━━━━━ Excerpted data

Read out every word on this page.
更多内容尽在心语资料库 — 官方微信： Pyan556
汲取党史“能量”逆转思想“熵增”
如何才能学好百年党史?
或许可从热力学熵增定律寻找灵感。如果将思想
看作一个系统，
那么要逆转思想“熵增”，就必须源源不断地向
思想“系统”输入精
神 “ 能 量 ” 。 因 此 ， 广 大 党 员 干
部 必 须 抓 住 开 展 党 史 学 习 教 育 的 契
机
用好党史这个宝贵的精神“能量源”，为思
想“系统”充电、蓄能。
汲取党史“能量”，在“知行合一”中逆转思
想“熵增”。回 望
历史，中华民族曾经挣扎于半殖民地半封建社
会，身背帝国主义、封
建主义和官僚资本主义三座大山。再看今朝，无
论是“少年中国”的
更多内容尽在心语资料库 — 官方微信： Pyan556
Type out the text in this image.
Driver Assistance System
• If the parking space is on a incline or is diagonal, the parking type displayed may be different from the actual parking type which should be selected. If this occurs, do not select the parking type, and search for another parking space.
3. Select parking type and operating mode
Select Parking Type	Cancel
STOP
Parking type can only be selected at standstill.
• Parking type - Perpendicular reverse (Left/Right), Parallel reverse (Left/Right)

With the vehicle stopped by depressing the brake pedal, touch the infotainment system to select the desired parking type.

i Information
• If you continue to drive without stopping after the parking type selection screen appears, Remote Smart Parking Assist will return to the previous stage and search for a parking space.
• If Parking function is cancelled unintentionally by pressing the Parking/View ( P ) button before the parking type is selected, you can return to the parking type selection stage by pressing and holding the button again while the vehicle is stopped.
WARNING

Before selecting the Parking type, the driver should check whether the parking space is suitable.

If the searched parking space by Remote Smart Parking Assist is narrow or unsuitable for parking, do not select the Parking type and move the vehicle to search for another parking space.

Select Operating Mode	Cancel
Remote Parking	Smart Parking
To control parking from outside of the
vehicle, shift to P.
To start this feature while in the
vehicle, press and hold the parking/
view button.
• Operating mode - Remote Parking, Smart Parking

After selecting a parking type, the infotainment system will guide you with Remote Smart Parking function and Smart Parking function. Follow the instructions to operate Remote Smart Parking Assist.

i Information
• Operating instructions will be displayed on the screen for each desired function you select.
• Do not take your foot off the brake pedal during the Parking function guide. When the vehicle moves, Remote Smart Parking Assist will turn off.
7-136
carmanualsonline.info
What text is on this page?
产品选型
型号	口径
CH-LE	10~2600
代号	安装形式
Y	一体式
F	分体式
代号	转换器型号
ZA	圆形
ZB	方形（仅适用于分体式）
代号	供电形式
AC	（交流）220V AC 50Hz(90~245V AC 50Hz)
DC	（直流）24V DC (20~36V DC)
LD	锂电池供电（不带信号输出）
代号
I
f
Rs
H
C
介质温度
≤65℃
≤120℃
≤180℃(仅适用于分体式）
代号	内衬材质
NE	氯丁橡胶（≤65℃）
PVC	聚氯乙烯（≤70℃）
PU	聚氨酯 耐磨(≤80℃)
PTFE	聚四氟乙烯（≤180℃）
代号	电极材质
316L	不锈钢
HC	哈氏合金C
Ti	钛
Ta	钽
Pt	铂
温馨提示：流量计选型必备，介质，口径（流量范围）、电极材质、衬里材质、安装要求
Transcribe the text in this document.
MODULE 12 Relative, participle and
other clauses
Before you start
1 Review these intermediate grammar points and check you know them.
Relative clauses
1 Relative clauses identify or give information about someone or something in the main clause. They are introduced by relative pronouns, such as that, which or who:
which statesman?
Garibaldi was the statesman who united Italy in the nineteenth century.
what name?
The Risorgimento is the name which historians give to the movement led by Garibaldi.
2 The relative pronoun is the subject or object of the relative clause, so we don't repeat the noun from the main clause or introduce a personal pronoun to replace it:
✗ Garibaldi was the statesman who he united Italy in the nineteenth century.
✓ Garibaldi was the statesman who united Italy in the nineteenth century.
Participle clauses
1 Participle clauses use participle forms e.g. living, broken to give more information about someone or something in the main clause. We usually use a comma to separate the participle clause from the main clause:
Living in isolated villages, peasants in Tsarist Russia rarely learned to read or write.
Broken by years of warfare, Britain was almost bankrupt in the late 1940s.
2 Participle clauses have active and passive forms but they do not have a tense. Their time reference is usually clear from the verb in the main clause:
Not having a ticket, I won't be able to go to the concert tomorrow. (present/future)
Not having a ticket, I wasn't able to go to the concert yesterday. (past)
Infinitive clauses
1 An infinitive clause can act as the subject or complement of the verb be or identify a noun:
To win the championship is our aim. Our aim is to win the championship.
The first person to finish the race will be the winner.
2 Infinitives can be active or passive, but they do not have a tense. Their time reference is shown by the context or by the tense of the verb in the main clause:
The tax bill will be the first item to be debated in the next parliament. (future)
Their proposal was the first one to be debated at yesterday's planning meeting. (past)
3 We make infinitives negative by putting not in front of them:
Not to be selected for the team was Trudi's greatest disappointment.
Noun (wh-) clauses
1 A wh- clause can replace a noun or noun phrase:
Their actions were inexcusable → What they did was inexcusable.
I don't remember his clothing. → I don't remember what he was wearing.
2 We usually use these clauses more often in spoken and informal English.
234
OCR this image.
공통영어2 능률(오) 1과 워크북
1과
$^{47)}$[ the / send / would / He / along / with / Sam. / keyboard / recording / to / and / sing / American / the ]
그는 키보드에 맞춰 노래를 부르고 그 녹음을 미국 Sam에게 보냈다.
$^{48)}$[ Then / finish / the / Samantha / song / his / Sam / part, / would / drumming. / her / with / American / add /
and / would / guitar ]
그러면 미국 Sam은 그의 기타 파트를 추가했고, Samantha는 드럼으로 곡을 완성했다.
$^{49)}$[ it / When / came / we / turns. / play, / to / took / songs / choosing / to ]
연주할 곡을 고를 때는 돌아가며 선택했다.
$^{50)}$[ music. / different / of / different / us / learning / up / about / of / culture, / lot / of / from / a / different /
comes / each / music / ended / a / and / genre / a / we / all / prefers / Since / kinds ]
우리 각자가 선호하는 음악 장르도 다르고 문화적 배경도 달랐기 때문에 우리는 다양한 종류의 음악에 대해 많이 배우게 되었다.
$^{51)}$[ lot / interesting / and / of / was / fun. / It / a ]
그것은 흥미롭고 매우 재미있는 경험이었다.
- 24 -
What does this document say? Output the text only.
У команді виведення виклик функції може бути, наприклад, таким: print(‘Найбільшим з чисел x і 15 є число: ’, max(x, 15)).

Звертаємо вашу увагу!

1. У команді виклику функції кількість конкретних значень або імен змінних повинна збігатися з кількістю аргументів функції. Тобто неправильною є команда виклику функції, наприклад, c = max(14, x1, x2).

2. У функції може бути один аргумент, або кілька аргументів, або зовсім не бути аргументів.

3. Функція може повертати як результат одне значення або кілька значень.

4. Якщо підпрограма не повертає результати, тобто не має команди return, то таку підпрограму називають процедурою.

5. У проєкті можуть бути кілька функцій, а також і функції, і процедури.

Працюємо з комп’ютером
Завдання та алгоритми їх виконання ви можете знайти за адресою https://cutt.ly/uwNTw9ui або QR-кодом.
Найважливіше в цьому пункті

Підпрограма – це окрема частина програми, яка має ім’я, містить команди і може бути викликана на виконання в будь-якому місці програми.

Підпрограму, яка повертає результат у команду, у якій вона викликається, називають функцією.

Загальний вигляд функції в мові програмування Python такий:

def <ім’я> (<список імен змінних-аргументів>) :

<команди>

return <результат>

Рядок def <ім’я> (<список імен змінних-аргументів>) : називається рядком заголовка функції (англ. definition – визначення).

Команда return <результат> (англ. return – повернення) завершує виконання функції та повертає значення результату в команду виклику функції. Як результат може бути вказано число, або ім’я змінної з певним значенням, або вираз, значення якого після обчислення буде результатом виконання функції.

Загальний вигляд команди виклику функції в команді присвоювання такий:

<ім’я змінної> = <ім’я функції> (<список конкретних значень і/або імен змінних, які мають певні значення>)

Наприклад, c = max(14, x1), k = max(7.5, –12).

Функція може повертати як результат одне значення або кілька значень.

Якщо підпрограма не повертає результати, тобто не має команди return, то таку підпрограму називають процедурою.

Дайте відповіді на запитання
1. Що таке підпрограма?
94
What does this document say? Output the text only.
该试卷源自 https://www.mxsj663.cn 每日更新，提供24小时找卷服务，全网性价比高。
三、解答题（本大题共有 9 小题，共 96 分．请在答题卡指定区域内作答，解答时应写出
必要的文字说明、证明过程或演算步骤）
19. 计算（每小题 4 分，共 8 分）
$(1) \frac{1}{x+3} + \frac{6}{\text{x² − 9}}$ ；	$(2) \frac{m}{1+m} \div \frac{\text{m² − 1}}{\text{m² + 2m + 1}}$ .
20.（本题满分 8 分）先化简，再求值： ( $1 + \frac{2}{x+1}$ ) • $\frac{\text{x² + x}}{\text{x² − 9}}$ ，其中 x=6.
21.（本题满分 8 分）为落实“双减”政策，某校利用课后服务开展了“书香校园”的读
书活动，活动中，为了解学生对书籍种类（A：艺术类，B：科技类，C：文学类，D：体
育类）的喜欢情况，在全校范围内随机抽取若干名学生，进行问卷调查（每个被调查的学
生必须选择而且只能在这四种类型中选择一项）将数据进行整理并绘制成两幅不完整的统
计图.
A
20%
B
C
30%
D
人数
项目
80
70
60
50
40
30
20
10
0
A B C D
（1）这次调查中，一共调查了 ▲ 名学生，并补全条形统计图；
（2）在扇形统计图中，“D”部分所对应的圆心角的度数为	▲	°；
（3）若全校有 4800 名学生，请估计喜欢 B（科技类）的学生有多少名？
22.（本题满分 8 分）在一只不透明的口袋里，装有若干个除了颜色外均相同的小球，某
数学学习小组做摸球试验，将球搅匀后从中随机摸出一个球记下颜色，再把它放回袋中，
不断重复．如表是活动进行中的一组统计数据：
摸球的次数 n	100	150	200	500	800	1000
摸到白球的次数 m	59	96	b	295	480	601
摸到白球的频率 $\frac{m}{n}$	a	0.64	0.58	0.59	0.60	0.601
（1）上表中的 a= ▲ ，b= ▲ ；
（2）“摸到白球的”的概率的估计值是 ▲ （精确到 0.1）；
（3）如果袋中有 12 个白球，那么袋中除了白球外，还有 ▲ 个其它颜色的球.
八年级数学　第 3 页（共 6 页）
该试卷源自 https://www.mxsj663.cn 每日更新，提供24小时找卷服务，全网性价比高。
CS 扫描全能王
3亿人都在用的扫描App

━━━━━━━━━━

> _Problem to work on_
Which lines contain "список"? Show each of them.

> _Answer to the task_
def <ім’я> (<список імен змінних-аргументів>) :
Рядок def <ім’я> (<список імен змінних-аргументів>) : називається рядком заголовка функції (англ. definition – визначення).
<ім’я змінної> = <ім’я функції> (<список конкретних значень і/або імен змінних, які мають певні значення>)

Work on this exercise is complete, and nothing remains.